Job
Copy out the records below with each "column-checkbox" swapped for "column-toggle", changing nothing else and leaving out the pictures.

- - -

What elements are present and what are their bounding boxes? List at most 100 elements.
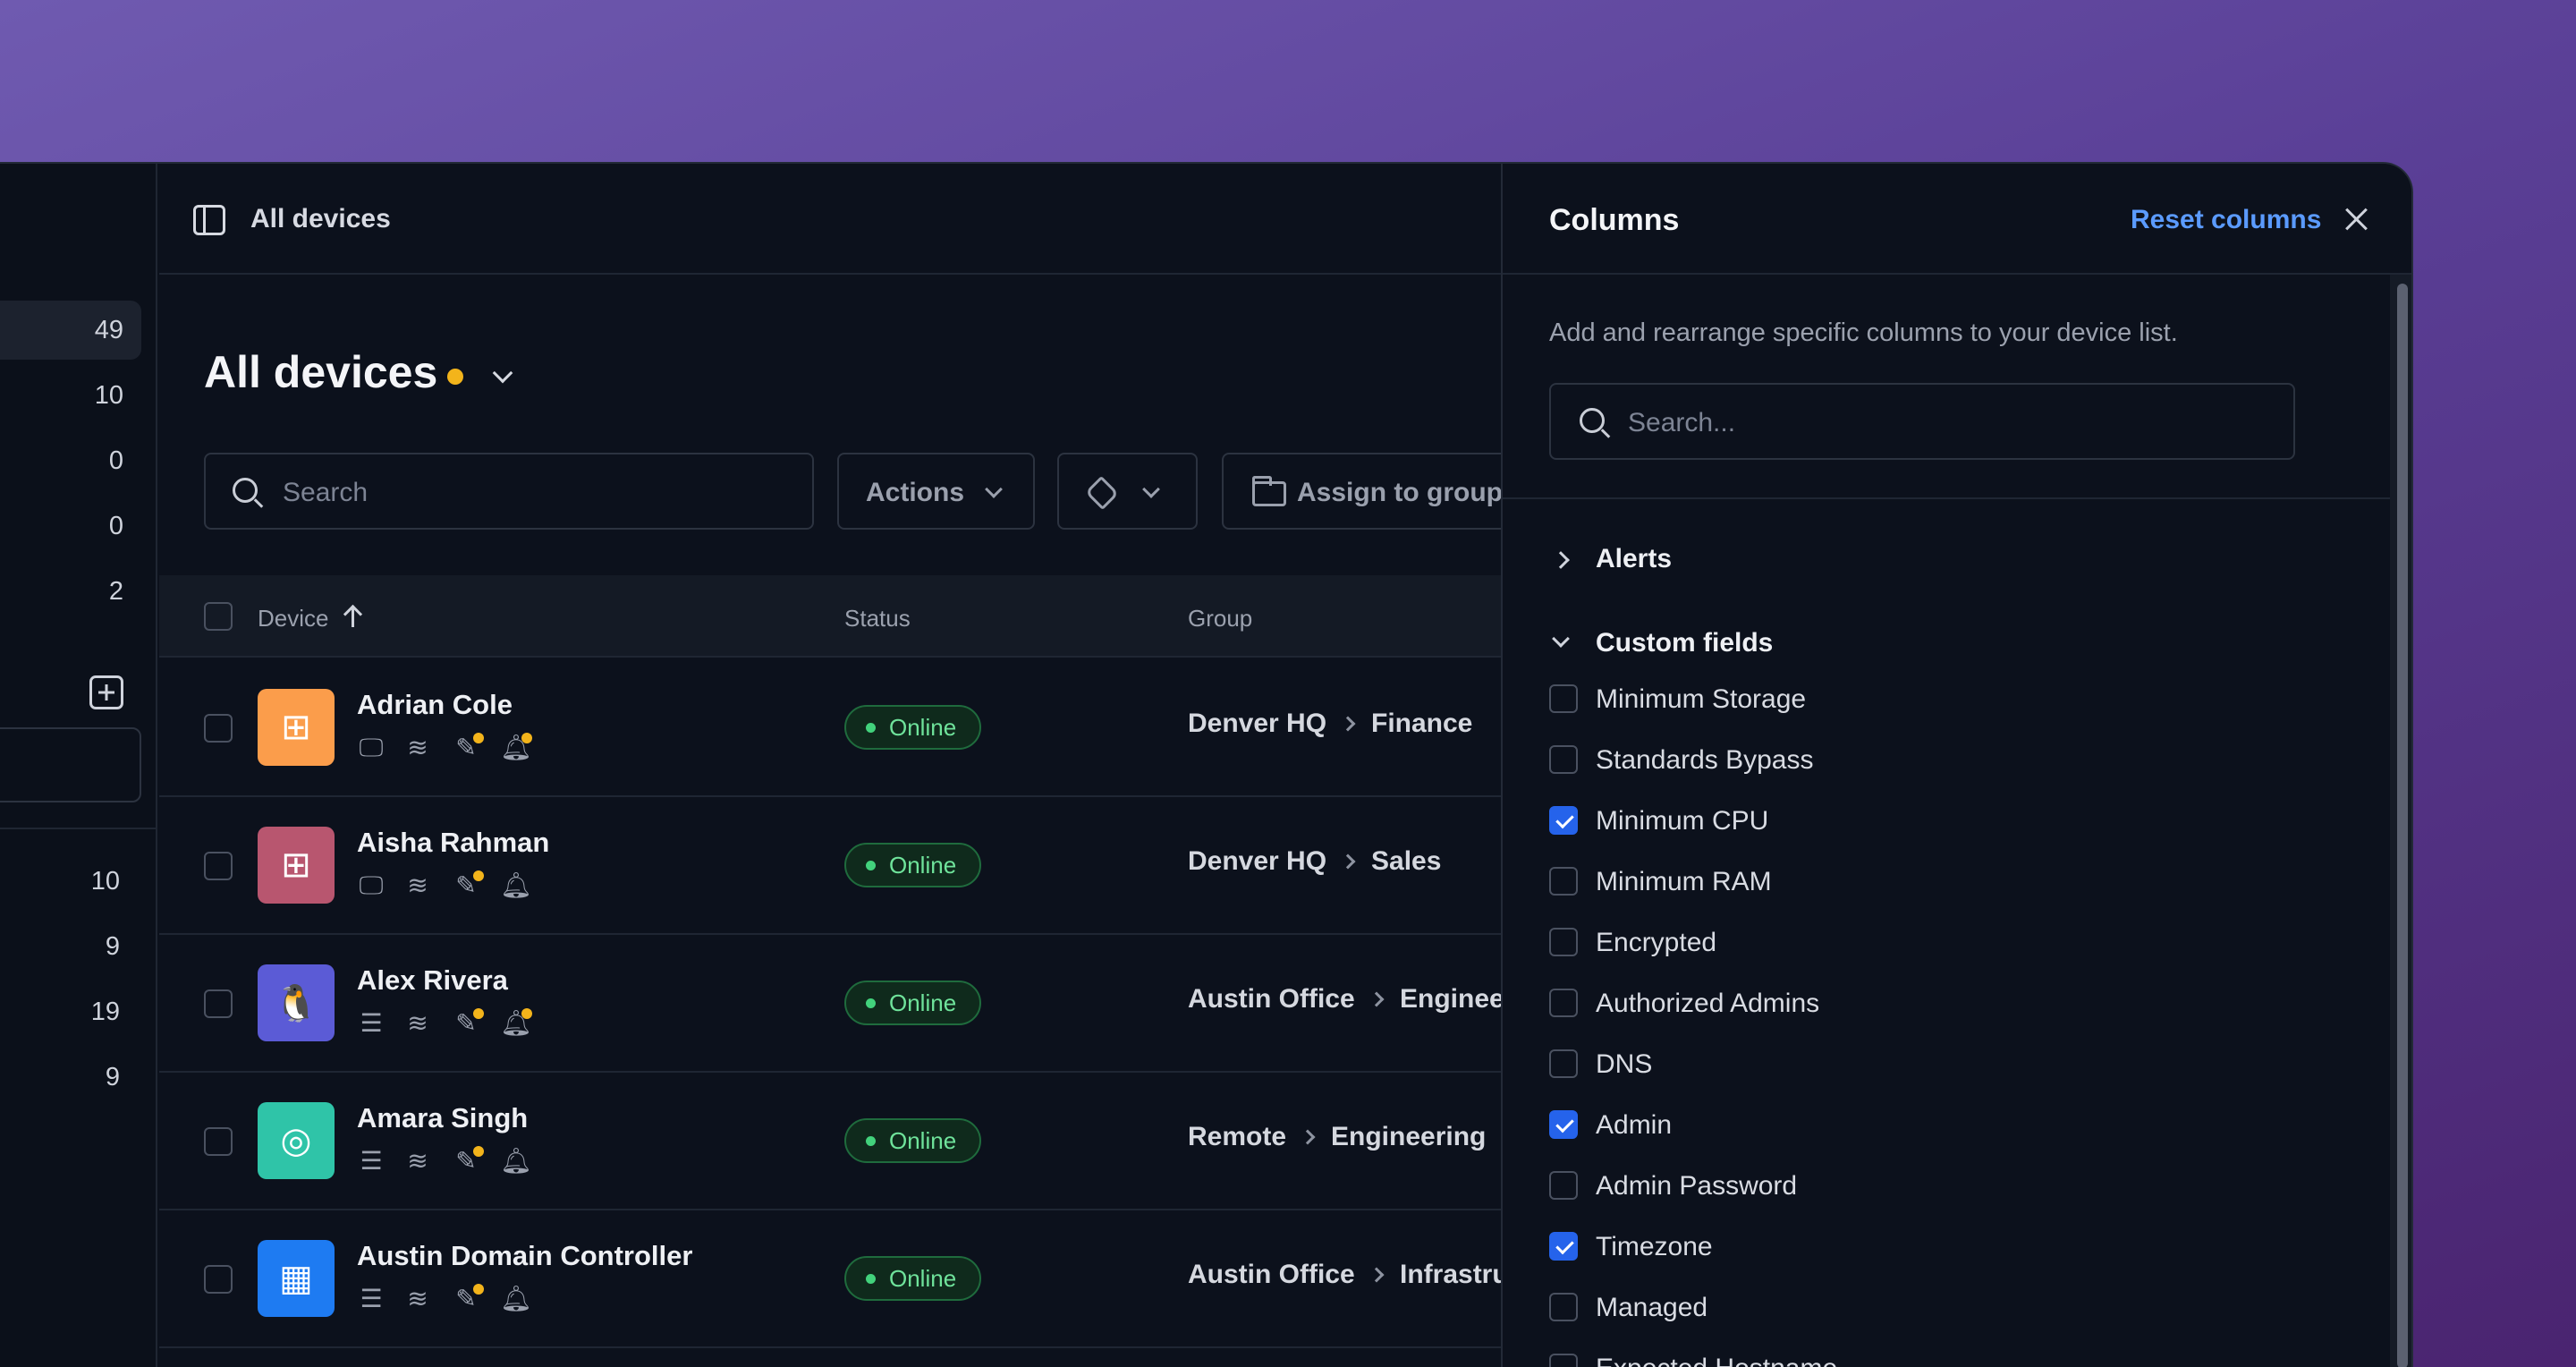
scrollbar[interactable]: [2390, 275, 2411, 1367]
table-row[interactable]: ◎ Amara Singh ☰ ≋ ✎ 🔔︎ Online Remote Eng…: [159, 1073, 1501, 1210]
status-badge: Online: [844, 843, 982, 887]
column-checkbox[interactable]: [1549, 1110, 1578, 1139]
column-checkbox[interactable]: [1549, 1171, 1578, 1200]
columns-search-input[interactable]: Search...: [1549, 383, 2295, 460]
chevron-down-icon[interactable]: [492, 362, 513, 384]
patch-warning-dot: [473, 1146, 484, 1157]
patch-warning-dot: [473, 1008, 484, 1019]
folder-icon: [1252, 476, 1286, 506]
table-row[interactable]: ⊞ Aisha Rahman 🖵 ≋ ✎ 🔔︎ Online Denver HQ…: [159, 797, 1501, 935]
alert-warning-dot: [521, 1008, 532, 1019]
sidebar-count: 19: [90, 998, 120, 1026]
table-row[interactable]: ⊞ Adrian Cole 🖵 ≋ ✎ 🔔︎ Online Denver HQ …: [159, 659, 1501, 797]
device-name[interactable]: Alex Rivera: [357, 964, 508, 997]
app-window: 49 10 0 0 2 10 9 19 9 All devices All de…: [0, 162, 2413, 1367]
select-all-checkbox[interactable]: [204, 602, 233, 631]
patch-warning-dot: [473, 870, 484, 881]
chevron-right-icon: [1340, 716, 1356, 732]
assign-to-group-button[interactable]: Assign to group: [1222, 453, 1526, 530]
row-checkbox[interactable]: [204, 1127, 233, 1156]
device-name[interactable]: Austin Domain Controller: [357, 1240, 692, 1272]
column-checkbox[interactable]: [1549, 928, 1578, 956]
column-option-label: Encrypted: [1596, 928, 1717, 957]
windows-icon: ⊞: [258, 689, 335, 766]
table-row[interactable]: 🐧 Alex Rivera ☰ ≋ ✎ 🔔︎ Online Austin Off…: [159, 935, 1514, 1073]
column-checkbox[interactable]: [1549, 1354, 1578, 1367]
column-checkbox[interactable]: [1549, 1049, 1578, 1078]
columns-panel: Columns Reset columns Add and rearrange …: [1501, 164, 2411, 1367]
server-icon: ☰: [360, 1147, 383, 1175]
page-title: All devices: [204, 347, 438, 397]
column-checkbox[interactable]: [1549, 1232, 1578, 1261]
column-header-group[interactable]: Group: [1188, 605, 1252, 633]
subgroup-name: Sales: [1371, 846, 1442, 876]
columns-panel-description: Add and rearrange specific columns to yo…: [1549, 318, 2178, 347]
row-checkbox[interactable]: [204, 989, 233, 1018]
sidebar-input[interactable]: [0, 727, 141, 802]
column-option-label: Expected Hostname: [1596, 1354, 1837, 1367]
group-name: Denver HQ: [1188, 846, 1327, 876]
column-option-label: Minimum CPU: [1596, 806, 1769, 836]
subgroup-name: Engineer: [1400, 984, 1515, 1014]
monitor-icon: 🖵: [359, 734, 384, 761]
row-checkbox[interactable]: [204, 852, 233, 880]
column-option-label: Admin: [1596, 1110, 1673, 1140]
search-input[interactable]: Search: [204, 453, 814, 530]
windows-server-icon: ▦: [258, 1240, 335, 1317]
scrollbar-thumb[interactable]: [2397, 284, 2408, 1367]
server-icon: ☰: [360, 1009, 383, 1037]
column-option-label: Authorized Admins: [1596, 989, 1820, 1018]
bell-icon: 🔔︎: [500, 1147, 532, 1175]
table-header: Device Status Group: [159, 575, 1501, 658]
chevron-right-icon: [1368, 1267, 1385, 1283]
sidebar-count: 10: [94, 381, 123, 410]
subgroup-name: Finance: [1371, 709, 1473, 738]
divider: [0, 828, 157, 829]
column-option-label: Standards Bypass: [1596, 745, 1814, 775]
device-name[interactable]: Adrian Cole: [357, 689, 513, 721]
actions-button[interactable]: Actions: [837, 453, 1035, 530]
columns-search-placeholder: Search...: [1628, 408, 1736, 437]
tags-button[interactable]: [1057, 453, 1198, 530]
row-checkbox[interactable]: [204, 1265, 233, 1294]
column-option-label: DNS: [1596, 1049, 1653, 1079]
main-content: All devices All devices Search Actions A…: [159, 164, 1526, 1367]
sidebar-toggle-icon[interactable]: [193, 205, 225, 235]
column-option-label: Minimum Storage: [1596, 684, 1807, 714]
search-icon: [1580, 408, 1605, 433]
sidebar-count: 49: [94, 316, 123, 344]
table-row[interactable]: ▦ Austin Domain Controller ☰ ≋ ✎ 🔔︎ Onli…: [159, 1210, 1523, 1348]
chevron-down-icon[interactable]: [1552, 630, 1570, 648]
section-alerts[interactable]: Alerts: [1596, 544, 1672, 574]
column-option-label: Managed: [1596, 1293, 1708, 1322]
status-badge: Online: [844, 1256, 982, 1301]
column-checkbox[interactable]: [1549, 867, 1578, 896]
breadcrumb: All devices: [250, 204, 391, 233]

- - -

Exercise solution
What elements are present and what are their bounding boxes? List at most 100 elements.
scrollbar[interactable]: [2390, 275, 2411, 1367]
table-row[interactable]: ◎ Amara Singh ☰ ≋ ✎ 🔔︎ Online Remote Eng…: [159, 1073, 1501, 1210]
status-badge: Online: [844, 843, 982, 887]
column-toggle[interactable]: [1549, 1110, 1578, 1139]
column-toggle[interactable]: [1549, 1171, 1578, 1200]
columns-search-input[interactable]: Search...: [1549, 383, 2295, 460]
chevron-down-icon[interactable]: [492, 362, 513, 384]
patch-warning-dot: [473, 1146, 484, 1157]
patch-warning-dot: [473, 1008, 484, 1019]
folder-icon: [1252, 476, 1286, 506]
table-row[interactable]: ⊞ Aisha Rahman 🖵 ≋ ✎ 🔔︎ Online Denver HQ…: [159, 797, 1501, 935]
alert-warning-dot: [521, 1008, 532, 1019]
sidebar-count: 19: [90, 998, 120, 1026]
table-row[interactable]: ⊞ Adrian Cole 🖵 ≋ ✎ 🔔︎ Online Denver HQ …: [159, 659, 1501, 797]
device-name[interactable]: Alex Rivera: [357, 964, 508, 997]
app-window: 49 10 0 0 2 10 9 19 9 All devices All de…: [0, 162, 2413, 1367]
select-all-checkbox[interactable]: [204, 602, 233, 631]
patch-warning-dot: [473, 870, 484, 881]
chevron-right-icon: [1340, 716, 1356, 732]
assign-to-group-button[interactable]: Assign to group: [1222, 453, 1526, 530]
row-checkbox[interactable]: [204, 1127, 233, 1156]
device-name[interactable]: Austin Domain Controller: [357, 1240, 692, 1272]
column-toggle[interactable]: [1549, 928, 1578, 956]
column-option-label: Encrypted: [1596, 928, 1717, 957]
windows-icon: ⊞: [258, 689, 335, 766]
table-row[interactable]: 🐧 Alex Rivera ☰ ≋ ✎ 🔔︎ Online Austin Off…: [159, 935, 1514, 1073]
column-toggle[interactable]: [1549, 1354, 1578, 1367]
column-toggle[interactable]: [1549, 1049, 1578, 1078]
columns-panel: Columns Reset columns Add and rearrange …: [1501, 164, 2411, 1367]
server-icon: ☰: [360, 1147, 383, 1175]
page-title: All devices: [204, 347, 438, 397]
column-toggle[interactable]: [1549, 1232, 1578, 1261]
column-header-group[interactable]: Group: [1188, 605, 1252, 633]
subgroup-name: Sales: [1371, 846, 1442, 876]
columns-panel-description: Add and rearrange specific columns to yo…: [1549, 318, 2178, 347]
row-checkbox[interactable]: [204, 989, 233, 1018]
sidebar-input[interactable]: [0, 727, 141, 802]
column-option-label: Expected Hostname: [1596, 1354, 1837, 1367]
group-name: Denver HQ: [1188, 846, 1327, 876]
column-option-label: Minimum CPU: [1596, 806, 1769, 836]
subgroup-name: Engineer: [1400, 984, 1515, 1014]
monitor-icon: 🖵: [359, 734, 384, 761]
row-checkbox[interactable]: [204, 852, 233, 880]
column-option-label: Admin: [1596, 1110, 1673, 1140]
search-input[interactable]: Search: [204, 453, 814, 530]
windows-server-icon: ▦: [258, 1240, 335, 1317]
scrollbar-thumb[interactable]: [2397, 284, 2408, 1367]
server-icon: ☰: [360, 1009, 383, 1037]
column-option-label: Authorized Admins: [1596, 989, 1820, 1018]
bell-icon: 🔔︎: [500, 1147, 532, 1175]
table-header: Device Status Group: [159, 575, 1501, 658]
chevron-right-icon: [1368, 1267, 1385, 1283]
sidebar-count: 10: [94, 381, 123, 410]
subgroup-name: Finance: [1371, 709, 1473, 738]
divider: [0, 828, 157, 829]
column-option-label: Standards Bypass: [1596, 745, 1814, 775]
device-name[interactable]: Adrian Cole: [357, 689, 513, 721]
actions-button[interactable]: Actions: [837, 453, 1035, 530]
columns-search-placeholder: Search...: [1628, 408, 1736, 437]
tags-button[interactable]: [1057, 453, 1198, 530]
row-checkbox[interactable]: [204, 1265, 233, 1294]
column-option-label: DNS: [1596, 1049, 1653, 1079]
main-content: All devices All devices Search Actions A…: [159, 164, 1526, 1367]
sidebar-toggle-icon[interactable]: [193, 205, 225, 235]
column-option-label: Minimum Storage: [1596, 684, 1807, 714]
search-icon: [1580, 408, 1605, 433]
sidebar-count: 49: [94, 316, 123, 344]
table-row[interactable]: ▦ Austin Domain Controller ☰ ≋ ✎ 🔔︎ Onli…: [159, 1210, 1523, 1348]
chevron-down-icon[interactable]: [1552, 630, 1570, 648]
section-alerts[interactable]: Alerts: [1596, 544, 1672, 574]
column-option-label: Managed: [1596, 1293, 1708, 1322]
status-badge: Online: [844, 1256, 982, 1301]
column-toggle[interactable]: [1549, 867, 1578, 896]
breadcrumb: All devices: [250, 204, 391, 233]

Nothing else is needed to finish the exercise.